▸ Aim of the task: Repeat the entries below exactly as they appear, with no pictures.

▸ Extracted material:
☆ ☆ ☆ ☆ ☆
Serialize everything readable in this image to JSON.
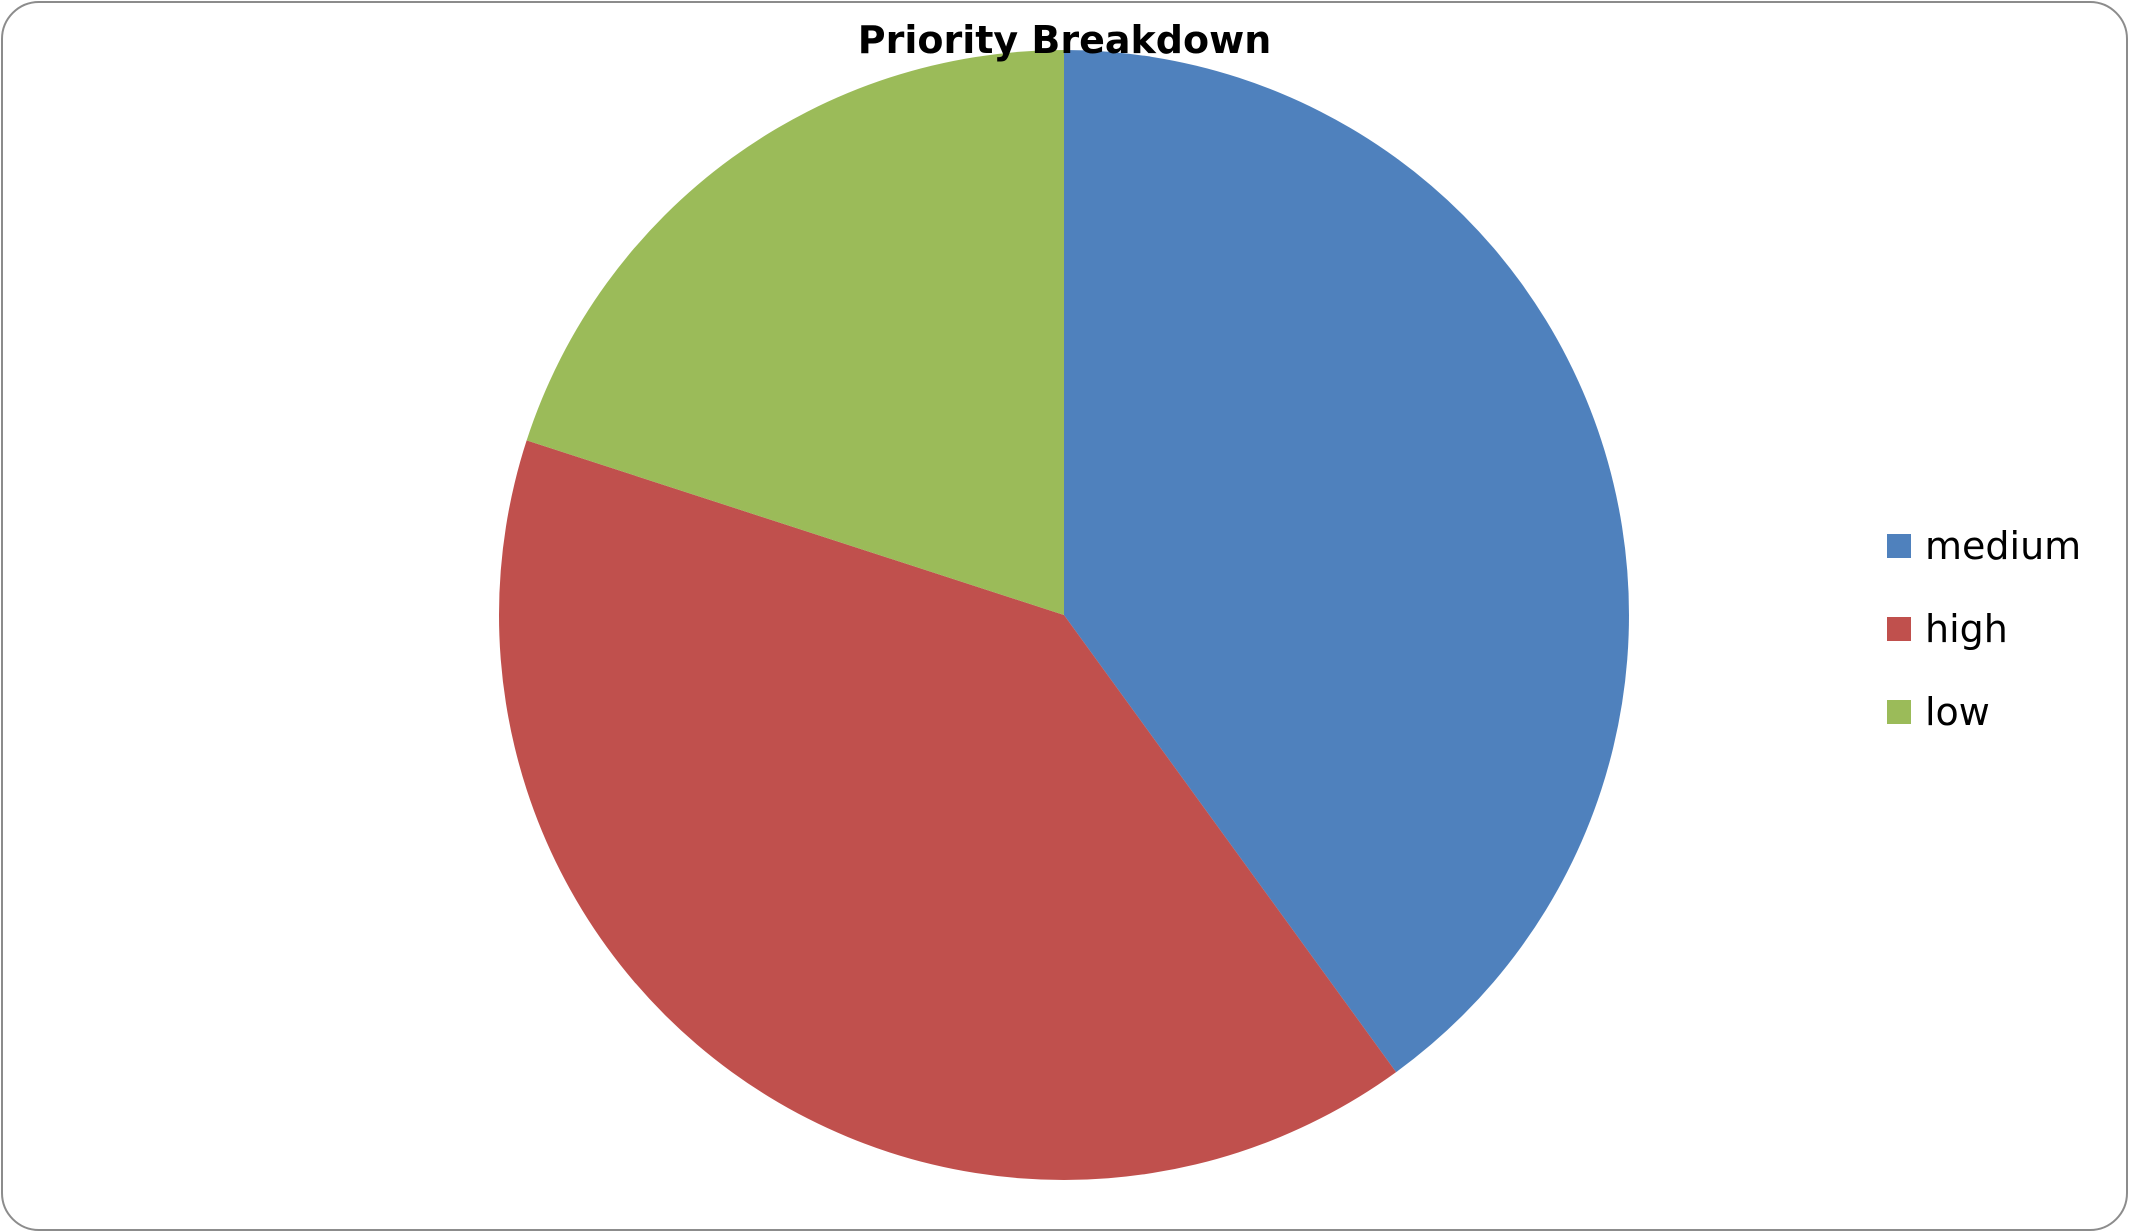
{
  "chart_data": {
    "type": "pie",
    "title": "Priority Breakdown",
    "categories": [
      "medium",
      "high",
      "low"
    ],
    "values": [
      40,
      40,
      20
    ],
    "colors": [
      "#4f81bd",
      "#c0504d",
      "#9bbb59"
    ],
    "legend_position": "right",
    "start_angle_deg": 0,
    "direction": "clockwise"
  }
}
☆ ☆ ☆ ☆ ☆
▸ The response:
Serialize everything readable in this image to JSON.
{
  "chart_data": {
    "type": "pie",
    "title": "Priority Breakdown",
    "categories": [
      "medium",
      "high",
      "low"
    ],
    "values": [
      40,
      40,
      20
    ],
    "colors": [
      "#4f81bd",
      "#c0504d",
      "#9bbb59"
    ],
    "legend_position": "right",
    "start_angle_deg": 0,
    "direction": "clockwise"
  }
}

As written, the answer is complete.